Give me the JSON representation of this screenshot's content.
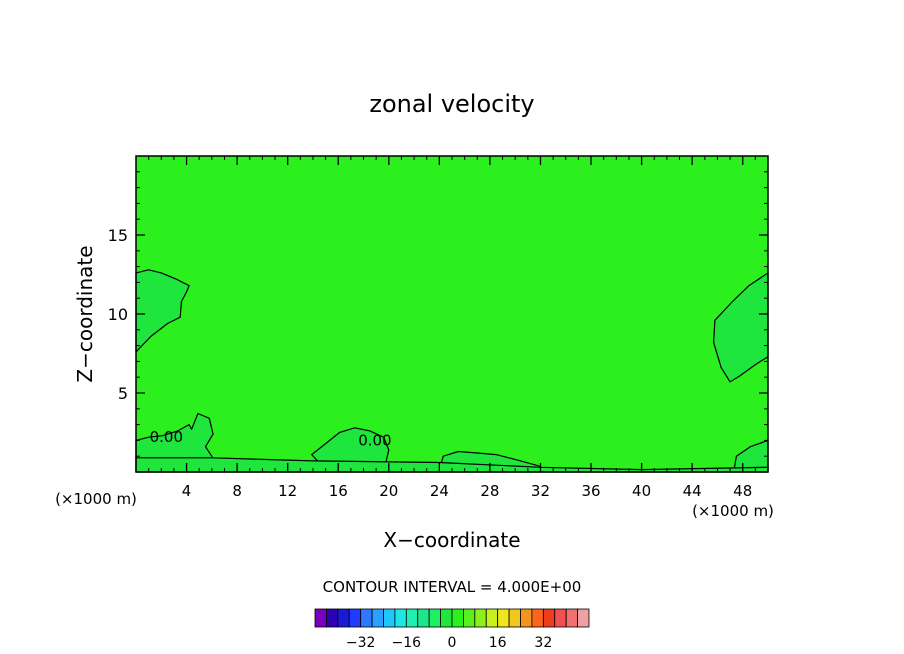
{
  "chart_data": {
    "type": "heatmap",
    "title": "zonal velocity",
    "xlabel": "X−coordinate",
    "ylabel": "Z−coordinate",
    "x_unit_left": "(×1000 m)",
    "x_unit_right": "(×1000 m)",
    "xlim": [
      0,
      50
    ],
    "ylim": [
      0,
      20
    ],
    "x_ticks": [
      4,
      8,
      12,
      16,
      20,
      24,
      28,
      32,
      36,
      40,
      44,
      48
    ],
    "x_tick_labels": [
      "4",
      "8",
      "12",
      "16",
      "20",
      "24",
      "28",
      "32",
      "36",
      "40",
      "44",
      "48"
    ],
    "y_ticks": [
      5,
      10,
      15
    ],
    "y_tick_labels": [
      "5",
      "10",
      "15"
    ],
    "background_value": 2,
    "contour_labels": [
      {
        "text": "0.00",
        "x": 2.4,
        "y": 2.2
      },
      {
        "text": "0.00",
        "x": 18.9,
        "y": 2.0
      }
    ],
    "regions": [
      {
        "name": "upper-left lobe",
        "value": -2,
        "points": [
          [
            0,
            12.6
          ],
          [
            1,
            12.8
          ],
          [
            2,
            12.6
          ],
          [
            3.2,
            12.2
          ],
          [
            4.2,
            11.8
          ],
          [
            4,
            11.4
          ],
          [
            3.6,
            10.8
          ],
          [
            3.5,
            9.8
          ],
          [
            2.5,
            9.4
          ],
          [
            1.2,
            8.6
          ],
          [
            0,
            7.6
          ]
        ]
      },
      {
        "name": "upper-right lobe",
        "value": -2,
        "points": [
          [
            50,
            12.6
          ],
          [
            48.5,
            11.8
          ],
          [
            47.2,
            10.8
          ],
          [
            45.8,
            9.6
          ],
          [
            45.7,
            8.2
          ],
          [
            46.3,
            6.6
          ],
          [
            47,
            5.7
          ],
          [
            47.8,
            6.1
          ],
          [
            49,
            6.8
          ],
          [
            50,
            7.3
          ]
        ]
      },
      {
        "name": "lower-left blob",
        "value": -2,
        "points": [
          [
            0,
            2
          ],
          [
            1,
            2.2
          ],
          [
            2.1,
            2.3
          ],
          [
            3.3,
            2.6
          ],
          [
            4.2,
            3
          ],
          [
            4.4,
            2.7
          ],
          [
            4.9,
            3.7
          ],
          [
            5.8,
            3.4
          ],
          [
            6.1,
            2.4
          ],
          [
            5.5,
            1.6
          ],
          [
            6,
            1
          ],
          [
            6.5,
            0.1
          ],
          [
            0,
            0.1
          ]
        ]
      },
      {
        "name": "central blob",
        "value": -2,
        "points": [
          [
            13.9,
            1.1
          ],
          [
            15,
            1.8
          ],
          [
            16.1,
            2.5
          ],
          [
            17.3,
            2.8
          ],
          [
            18.5,
            2.6
          ],
          [
            19.6,
            2.2
          ],
          [
            20,
            1.4
          ],
          [
            19.8,
            0.7
          ],
          [
            19.3,
            0.1
          ],
          [
            13.2,
            0.1
          ],
          [
            14.6,
            0.5
          ]
        ]
      },
      {
        "name": "right-center patch",
        "value": -2,
        "points": [
          [
            24.3,
            1
          ],
          [
            25.5,
            1.3
          ],
          [
            27,
            1.2
          ],
          [
            28.5,
            1.1
          ],
          [
            30,
            0.8
          ],
          [
            31.8,
            0.4
          ],
          [
            32.3,
            0.1
          ],
          [
            24,
            0.1
          ]
        ]
      },
      {
        "name": "lower-right patch",
        "value": -2,
        "points": [
          [
            47.5,
            1
          ],
          [
            48.6,
            1.6
          ],
          [
            50,
            2
          ],
          [
            50,
            0.1
          ],
          [
            47.3,
            0.1
          ]
        ]
      },
      {
        "name": "bottom strip",
        "value": -2,
        "points": [
          [
            0,
            0.9
          ],
          [
            6,
            0.9
          ],
          [
            14,
            0.7
          ],
          [
            24,
            0.6
          ],
          [
            32,
            0.3
          ],
          [
            40,
            0.15
          ],
          [
            50,
            0.3
          ],
          [
            50,
            0
          ],
          [
            0,
            0
          ]
        ]
      }
    ],
    "contour_interval_label": "CONTOUR INTERVAL = 4.000E+00",
    "colorbar": {
      "colors": [
        "#7a00c0",
        "#2d00b4",
        "#1a1ad2",
        "#1e3cff",
        "#2e78ff",
        "#2ea0ff",
        "#1ec8ff",
        "#1ee6e6",
        "#1ef0b4",
        "#1ee68c",
        "#1ef064",
        "#1ee63c",
        "#2cf01e",
        "#5af01e",
        "#8cf01e",
        "#c8f01e",
        "#f0e61e",
        "#f0c81e",
        "#f0961e",
        "#ff641e",
        "#f03c1e",
        "#f05050",
        "#f07070",
        "#f0a0a0"
      ],
      "ticks": [
        -32,
        -16,
        0,
        16,
        32
      ],
      "tick_labels": [
        "−32",
        "−16",
        "0",
        "16",
        "32"
      ],
      "vmin": -48,
      "vmax": 48
    }
  }
}
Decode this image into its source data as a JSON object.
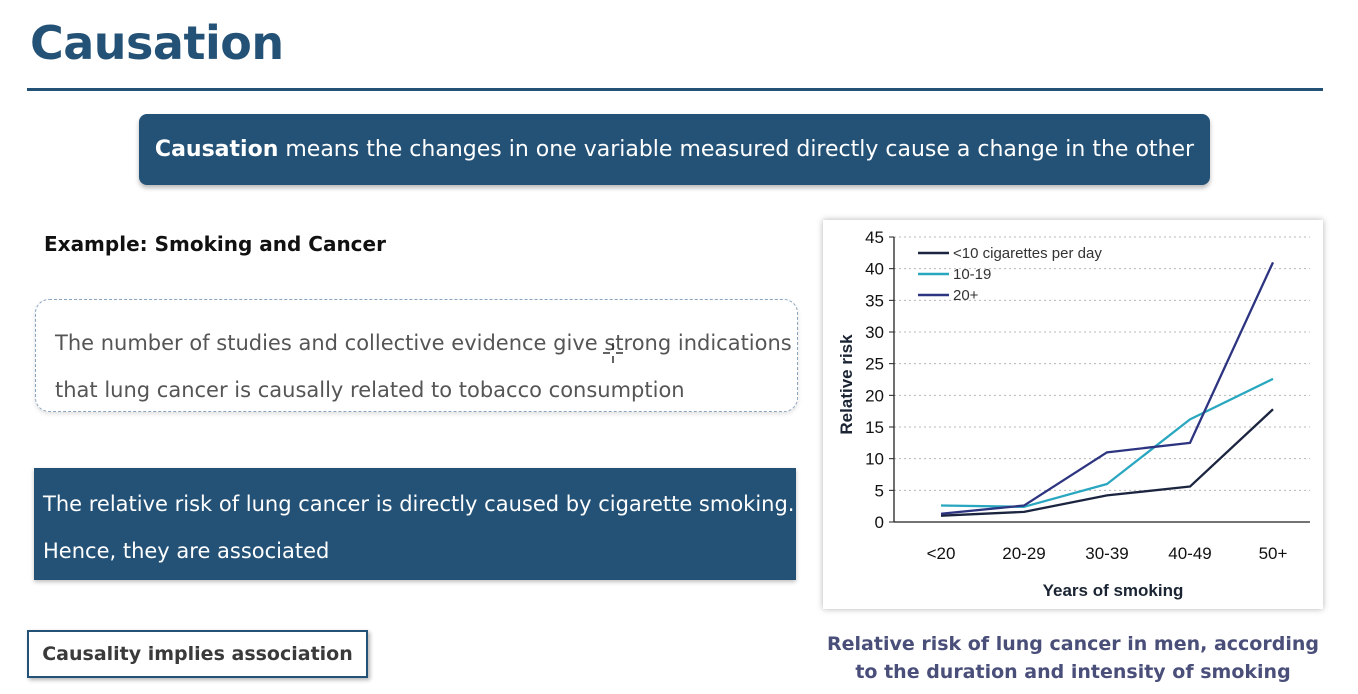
====
◆ Job
Each record above should be copied character for character, with pictures dropped.

◆ Full response
Give me the JSON representation of this screenshot's content.
{
  "chart_data": {
    "type": "heatmap",
    "title": "zonal velocity",
    "xlabel": "X−coordinate",
    "ylabel": "Z−coordinate",
    "x_unit_left": "(×1000 m)",
    "x_unit_right": "(×1000 m)",
    "xlim": [
      0,
      50
    ],
    "ylim": [
      0,
      20
    ],
    "x_ticks": [
      4,
      8,
      12,
      16,
      20,
      24,
      28,
      32,
      36,
      40,
      44,
      48
    ],
    "x_tick_labels": [
      "4",
      "8",
      "12",
      "16",
      "20",
      "24",
      "28",
      "32",
      "36",
      "40",
      "44",
      "48"
    ],
    "y_ticks": [
      5,
      10,
      15
    ],
    "y_tick_labels": [
      "5",
      "10",
      "15"
    ],
    "background_value": 2,
    "contour_labels": [
      {
        "text": "0.00",
        "x": 2.4,
        "y": 2.2
      },
      {
        "text": "0.00",
        "x": 18.9,
        "y": 2.0
      }
    ],
    "regions": [
      {
        "name": "upper-left lobe",
        "value": -2,
        "points": [
          [
            0,
            12.6
          ],
          [
            1,
            12.8
          ],
          [
            2,
            12.6
          ],
          [
            3.2,
            12.2
          ],
          [
            4.2,
            11.8
          ],
          [
            4,
            11.4
          ],
          [
            3.6,
            10.8
          ],
          [
            3.5,
            9.8
          ],
          [
            2.5,
            9.4
          ],
          [
            1.2,
            8.6
          ],
          [
            0,
            7.6
          ]
        ]
      },
      {
        "name": "upper-right lobe",
        "value": -2,
        "points": [
          [
            50,
            12.6
          ],
          [
            48.5,
            11.8
          ],
          [
            47.2,
            10.8
          ],
          [
            45.8,
            9.6
          ],
          [
            45.7,
            8.2
          ],
          [
            46.3,
            6.6
          ],
          [
            47,
            5.7
          ],
          [
            47.8,
            6.1
          ],
          [
            49,
            6.8
          ],
          [
            50,
            7.3
          ]
        ]
      },
      {
        "name": "lower-left blob",
        "value": -2,
        "points": [
          [
            0,
            2
          ],
          [
            1,
            2.2
          ],
          [
            2.1,
            2.3
          ],
          [
            3.3,
            2.6
          ],
          [
            4.2,
            3
          ],
          [
            4.4,
            2.7
          ],
          [
            4.9,
            3.7
          ],
          [
            5.8,
            3.4
          ],
          [
            6.1,
            2.4
          ],
          [
            5.5,
            1.6
          ],
          [
            6,
            1
          ],
          [
            6.5,
            0.1
          ],
          [
            0,
            0.1
          ]
        ]
      },
      {
        "name": "central blob",
        "value": -2,
        "points": [
          [
            13.9,
            1.1
          ],
          [
            15,
            1.8
          ],
          [
            16.1,
            2.5
          ],
          [
            17.3,
            2.8
          ],
          [
            18.5,
            2.6
          ],
          [
            19.6,
            2.2
          ],
          [
            20,
            1.4
          ],
          [
            19.8,
            0.7
          ],
          [
            19.3,
            0.1
          ],
          [
            13.2,
            0.1
          ],
          [
            14.6,
            0.5
          ]
        ]
      },
      {
        "name": "right-center patch",
        "value": -2,
        "points": [
          [
            24.3,
            1
          ],
          [
            25.5,
            1.3
          ],
          [
            27,
            1.2
          ],
          [
            28.5,
            1.1
          ],
          [
            30,
            0.8
          ],
          [
            31.8,
            0.4
          ],
          [
            32.3,
            0.1
          ],
          [
            24,
            0.1
          ]
        ]
      },
      {
        "name": "lower-right patch",
        "value": -2,
        "points": [
          [
            47.5,
            1
          ],
          [
            48.6,
            1.6
          ],
          [
            50,
            2
          ],
          [
            50,
            0.1
          ],
          [
            47.3,
            0.1
          ]
        ]
      },
      {
        "name": "bottom strip",
        "value": -2,
        "points": [
          [
            0,
            0.9
          ],
          [
            6,
            0.9
          ],
          [
            14,
            0.7
          ],
          [
            24,
            0.6
          ],
          [
            32,
            0.3
          ],
          [
            40,
            0.15
          ],
          [
            50,
            0.3
          ],
          [
            50,
            0
          ],
          [
            0,
            0
          ]
        ]
      }
    ],
    "contour_interval_label": "CONTOUR INTERVAL = 4.000E+00",
    "colorbar": {
      "colors": [
        "#7a00c0",
        "#2d00b4",
        "#1a1ad2",
        "#1e3cff",
        "#2e78ff",
        "#2ea0ff",
        "#1ec8ff",
        "#1ee6e6",
        "#1ef0b4",
        "#1ee68c",
        "#1ef064",
        "#1ee63c",
        "#2cf01e",
        "#5af01e",
        "#8cf01e",
        "#c8f01e",
        "#f0e61e",
        "#f0c81e",
        "#f0961e",
        "#ff641e",
        "#f03c1e",
        "#f05050",
        "#f07070",
        "#f0a0a0"
      ],
      "ticks": [
        -32,
        -16,
        0,
        16,
        32
      ],
      "tick_labels": [
        "−32",
        "−16",
        "0",
        "16",
        "32"
      ],
      "vmin": -48,
      "vmax": 48
    }
  }
}
Decode this image into its source data as a JSON object.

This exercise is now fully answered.